• [GOAL OF THE EXERCISE] Filter the records for lines holding the string "name".

• [SUPPLIED RECORDS]
----------------

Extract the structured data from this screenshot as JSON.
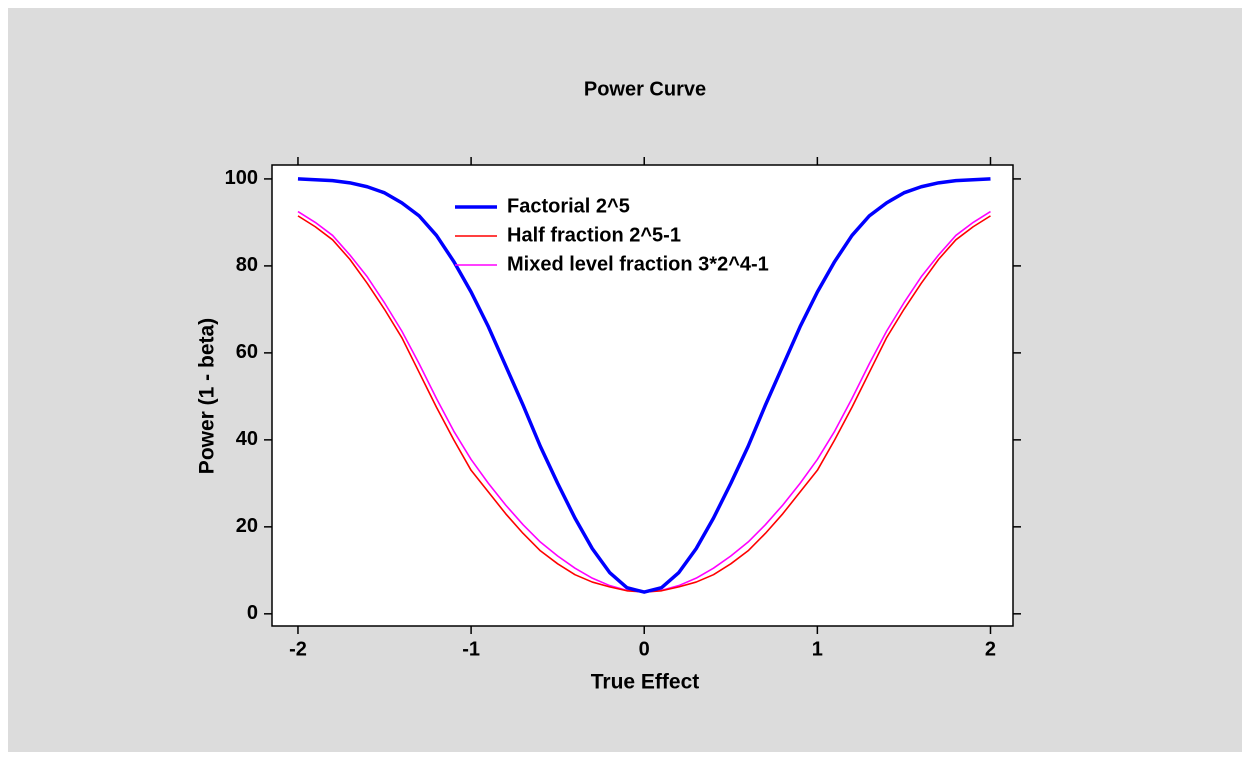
{
  "chart_data": {
    "type": "line",
    "title": "Power Curve",
    "x_label": "True Effect",
    "y_label": "Power (1 - beta)",
    "x": [
      -2,
      -1.9,
      -1.8,
      -1.7,
      -1.6,
      -1.5,
      -1.4,
      -1.3,
      -1.2,
      -1.1,
      -1,
      -0.9,
      -0.8,
      -0.7,
      -0.6,
      -0.5,
      -0.4,
      -0.3,
      -0.2,
      -0.1,
      0,
      0.1,
      0.2,
      0.3,
      0.4,
      0.5,
      0.6,
      0.7,
      0.8,
      0.9,
      1,
      1.1,
      1.2,
      1.3,
      1.4,
      1.5,
      1.6,
      1.7,
      1.8,
      1.9,
      2
    ],
    "series": [
      {
        "name": "Factorial 2^5",
        "color": "#0000ff",
        "values": [
          100,
          99.8,
          99.6,
          99.1,
          98.2,
          96.8,
          94.5,
          91.5,
          87,
          81,
          74,
          66,
          57,
          48,
          38.5,
          30,
          22,
          15,
          9.5,
          6,
          5,
          6,
          9.5,
          15,
          22,
          30,
          38.5,
          48,
          57,
          66,
          74,
          81,
          87,
          91.5,
          94.5,
          96.8,
          98.2,
          99.1,
          99.6,
          99.8,
          100
        ]
      },
      {
        "name": "Half fraction 2^5-1",
        "color": "#ff0000",
        "values": [
          91.5,
          89,
          86,
          81.5,
          76,
          70,
          63.5,
          55.5,
          47.5,
          40,
          33,
          28,
          23,
          18.5,
          14.5,
          11.5,
          9,
          7.3,
          6.2,
          5.3,
          5,
          5.3,
          6.2,
          7.3,
          9,
          11.5,
          14.5,
          18.5,
          23,
          28,
          33,
          40,
          47.5,
          55.5,
          63.5,
          70,
          76,
          81.5,
          86,
          89,
          91.5
        ]
      },
      {
        "name": "Mixed level fraction 3*2^4-1",
        "color": "#ff00ff",
        "values": [
          92.5,
          90,
          87,
          82.5,
          77.5,
          71.5,
          65,
          57.5,
          49.5,
          42,
          35.5,
          30,
          25,
          20.5,
          16.5,
          13.3,
          10.5,
          8.2,
          6.5,
          5.4,
          5,
          5.4,
          6.5,
          8.2,
          10.5,
          13.3,
          16.5,
          20.5,
          25,
          30,
          35.5,
          42,
          49.5,
          57.5,
          65,
          71.5,
          77.5,
          82.5,
          87,
          90,
          92.5
        ]
      }
    ],
    "xlim": [
      -2.15,
      2.13
    ],
    "ylim": [
      -2.8,
      103.2
    ],
    "xticks": [
      -2,
      -1,
      0,
      1,
      2
    ],
    "yticks": [
      0,
      20,
      40,
      60,
      80,
      100
    ],
    "legend": "top-left",
    "grid": false
  }
}
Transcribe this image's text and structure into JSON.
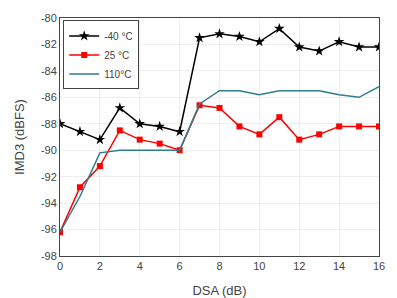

----------------

• [REPLY TO THE TASK]
        "name": "Factorial 2^5",
        "name": "Half fraction 2^5-1",
        "name": "Mixed level fraction 3*2^4-1",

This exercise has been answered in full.